Problem to work on: Repeat the listing word for word. No pictures belong in the copy.

Source records:
__________
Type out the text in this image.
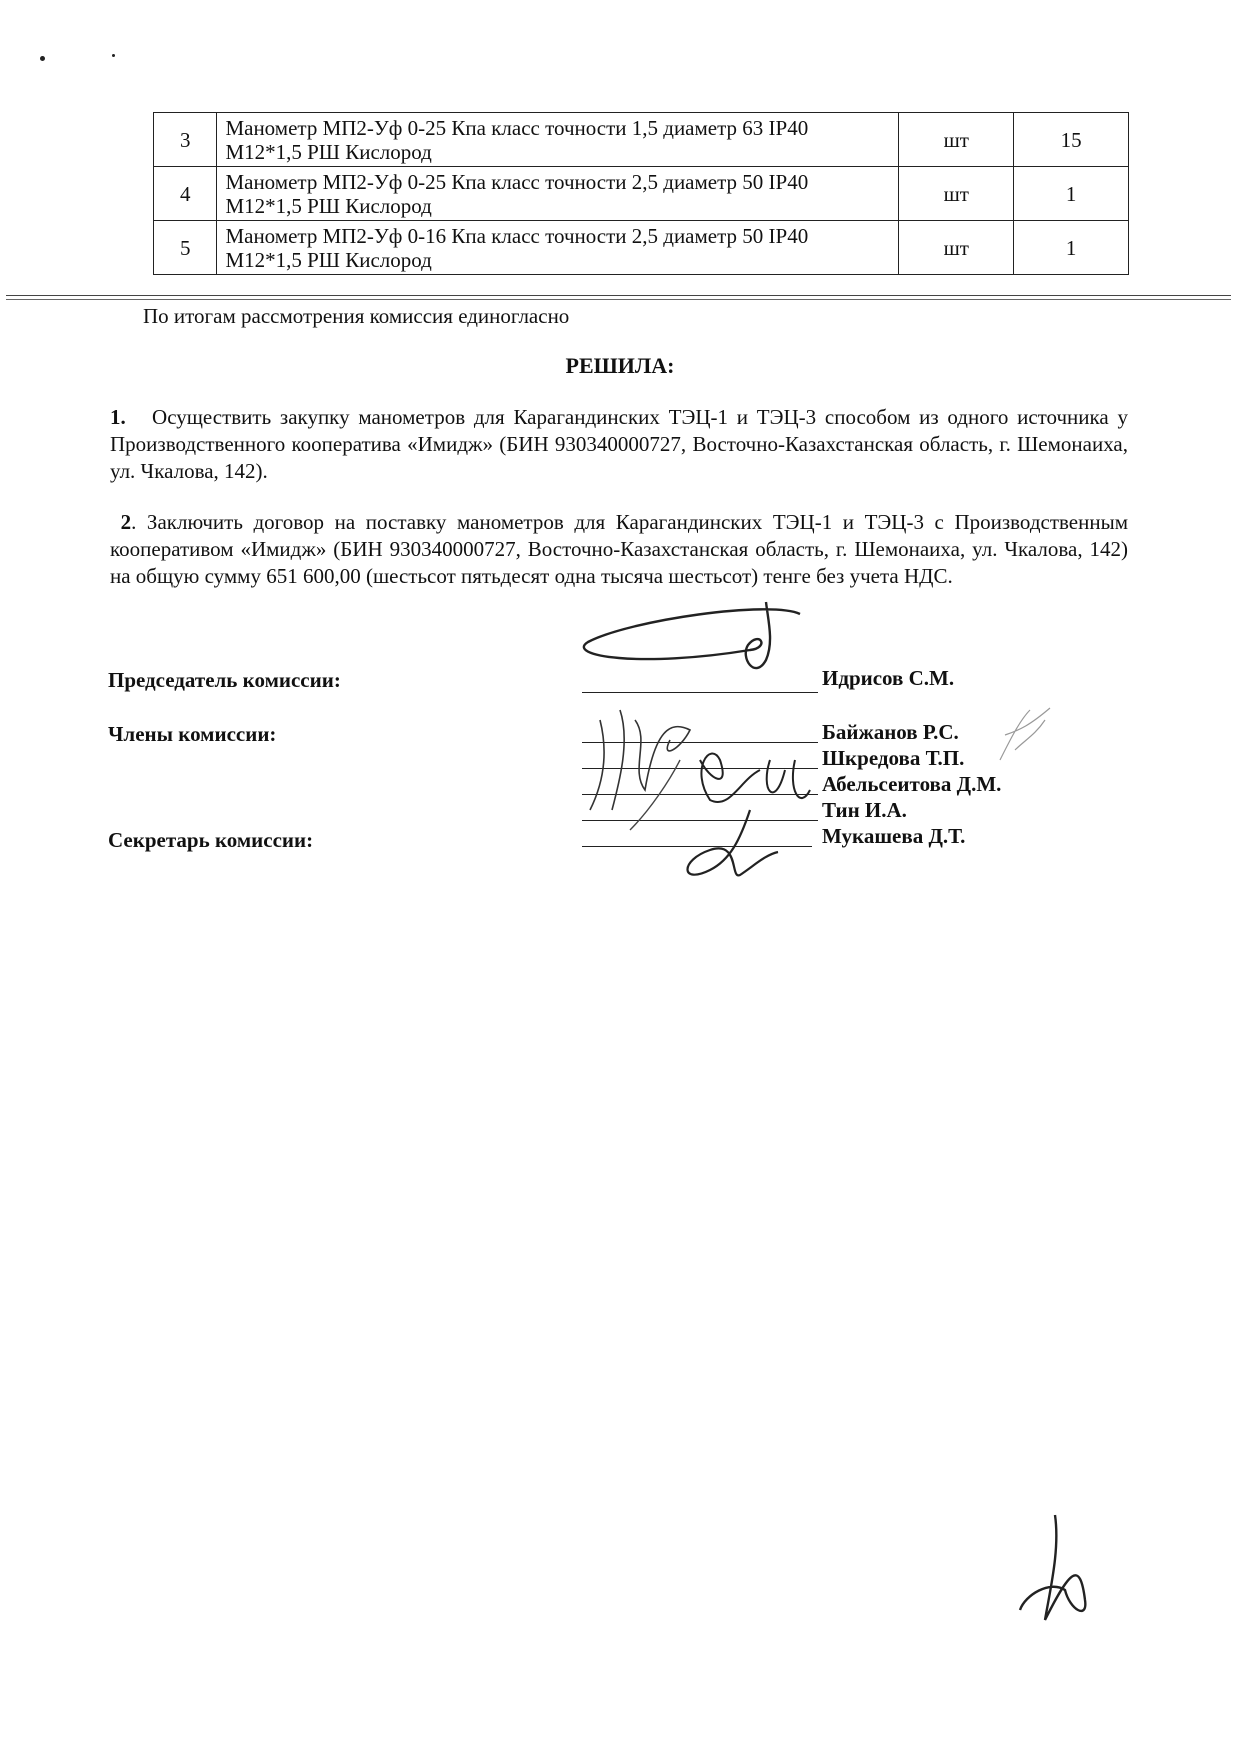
3	Манометр МП2-Уф 0-25 Кпа класс точности 1,5 диаметр 63 IP40
M12*1,5 РШ Кислород	шт	15
4	Манометр МП2-Уф 0-25 Кпа класс точности 2,5 диаметр 50 IP40
M12*1,5 РШ Кислород	шт	1
5	Манометр МП2-Уф 0-16 Кпа класс точности 2,5 диаметр 50 IP40
M12*1,5 РШ Кислород	шт	1
По итогам рассмотрения комиссия единогласно
РЕШИЛА:
1. Осуществить закупку манометров для Карагандинских ТЭЦ-1 и ТЭЦ-3 способом из одного источника у Производственного кооператива «Имидж» (БИН 930340000727, Восточно-Казахстанская область, г. Шемонаиха, ул. Чкалова, 142).
2. Заключить договор на поставку манометров для Карагандинских ТЭЦ-1 и ТЭЦ-3 с Производственным кооперативом «Имидж» (БИН 930340000727, Восточно-Казахстанская область, г. Шемонаиха, ул. Чкалова, 142) на общую сумму 651 600,00 (шестьсот пятьдесят одна тысяча шестьсот) тенге без учета НДС.
Председатель комиссии:
Члены комиссии:
Секретарь комиссии:
Идрисов С.М.
Байжанов Р.С.
Шкредова Т.П.
Абельсеитова Д.М.
Тин И.А.
Мукашева Д.Т.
__________
Output:
Type out the text in this image.
3	Манометр МП2-Уф 0-25 Кпа класс точности 1,5 диаметр 63 IP40
M12*1,5 РШ Кислород	шт	15
4	Манометр МП2-Уф 0-25 Кпа класс точности 2,5 диаметр 50 IP40
M12*1,5 РШ Кислород	шт	1
5	Манометр МП2-Уф 0-16 Кпа класс точности 2,5 диаметр 50 IP40
M12*1,5 РШ Кислород	шт	1
По итогам рассмотрения комиссия единогласно
РЕШИЛА:
1. Осуществить закупку манометров для Карагандинских ТЭЦ-1 и ТЭЦ-3 способом из одного источника у Производственного кооператива «Имидж» (БИН 930340000727, Восточно-Казахстанская область, г. Шемонаиха, ул. Чкалова, 142).
2. Заключить договор на поставку манометров для Карагандинских ТЭЦ-1 и ТЭЦ-3 с Производственным кооперативом «Имидж» (БИН 930340000727, Восточно-Казахстанская область, г. Шемонаиха, ул. Чкалова, 142) на общую сумму 651 600,00 (шестьсот пятьдесят одна тысяча шестьсот) тенге без учета НДС.
Председатель комиссии:
Члены комиссии:
Секретарь комиссии:
Идрисов С.М.
Байжанов Р.С.
Шкредова Т.П.
Абельсеитова Д.М.
Тин И.А.
Мукашева Д.Т.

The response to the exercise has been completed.